To be done:
Extract the text of every entry below exactly; leave images out.

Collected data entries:
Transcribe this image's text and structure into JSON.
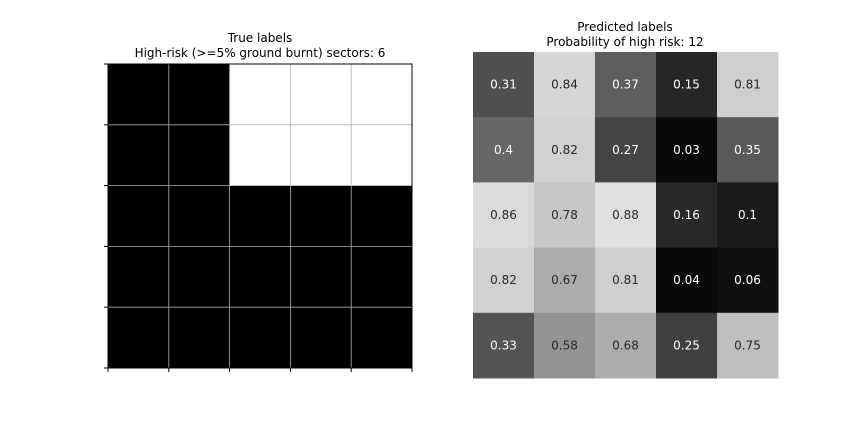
{
  "chart_data": [
    {
      "type": "heatmap",
      "title": "True labels",
      "subtitle": "High-risk (>=5% ground burnt) sectors: 6",
      "rows": 5,
      "cols": 5,
      "grid": true,
      "ticks_visible": true,
      "colormap": "gray",
      "values": [
        [
          0,
          0,
          1,
          1,
          1
        ],
        [
          0,
          0,
          1,
          1,
          1
        ],
        [
          0,
          0,
          0,
          0,
          0
        ],
        [
          0,
          0,
          0,
          0,
          0
        ],
        [
          0,
          0,
          0,
          0,
          0
        ]
      ]
    },
    {
      "type": "heatmap",
      "title": "Predicted labels",
      "subtitle": "Probability of high risk: 12",
      "rows": 5,
      "cols": 5,
      "grid": false,
      "ticks_visible": false,
      "colormap": "gray",
      "values": [
        [
          0.31,
          0.84,
          0.37,
          0.15,
          0.81
        ],
        [
          0.4,
          0.82,
          0.27,
          0.03,
          0.35
        ],
        [
          0.86,
          0.78,
          0.88,
          0.16,
          0.1
        ],
        [
          0.82,
          0.67,
          0.81,
          0.04,
          0.06
        ],
        [
          0.33,
          0.58,
          0.68,
          0.25,
          0.75
        ]
      ],
      "value_labels": [
        [
          "0.31",
          "0.84",
          "0.37",
          "0.15",
          "0.81"
        ],
        [
          "0.4",
          "0.82",
          "0.27",
          "0.03",
          "0.35"
        ],
        [
          "0.86",
          "0.78",
          "0.88",
          "0.16",
          "0.1"
        ],
        [
          "0.82",
          "0.67",
          "0.81",
          "0.04",
          "0.06"
        ],
        [
          "0.33",
          "0.58",
          "0.68",
          "0.25",
          "0.75"
        ]
      ]
    }
  ]
}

Right answer:
Transcribe this image's text and structure into JSON.
{
  "chart_data": [
    {
      "type": "heatmap",
      "title": "True labels",
      "subtitle": "High-risk (>=5% ground burnt) sectors: 6",
      "rows": 5,
      "cols": 5,
      "grid": true,
      "ticks_visible": true,
      "colormap": "gray",
      "values": [
        [
          0,
          0,
          1,
          1,
          1
        ],
        [
          0,
          0,
          1,
          1,
          1
        ],
        [
          0,
          0,
          0,
          0,
          0
        ],
        [
          0,
          0,
          0,
          0,
          0
        ],
        [
          0,
          0,
          0,
          0,
          0
        ]
      ]
    },
    {
      "type": "heatmap",
      "title": "Predicted labels",
      "subtitle": "Probability of high risk: 12",
      "rows": 5,
      "cols": 5,
      "grid": false,
      "ticks_visible": false,
      "colormap": "gray",
      "values": [
        [
          0.31,
          0.84,
          0.37,
          0.15,
          0.81
        ],
        [
          0.4,
          0.82,
          0.27,
          0.03,
          0.35
        ],
        [
          0.86,
          0.78,
          0.88,
          0.16,
          0.1
        ],
        [
          0.82,
          0.67,
          0.81,
          0.04,
          0.06
        ],
        [
          0.33,
          0.58,
          0.68,
          0.25,
          0.75
        ]
      ],
      "value_labels": [
        [
          "0.31",
          "0.84",
          "0.37",
          "0.15",
          "0.81"
        ],
        [
          "0.4",
          "0.82",
          "0.27",
          "0.03",
          "0.35"
        ],
        [
          "0.86",
          "0.78",
          "0.88",
          "0.16",
          "0.1"
        ],
        [
          "0.82",
          "0.67",
          "0.81",
          "0.04",
          "0.06"
        ],
        [
          "0.33",
          "0.58",
          "0.68",
          "0.25",
          "0.75"
        ]
      ]
    }
  ]
}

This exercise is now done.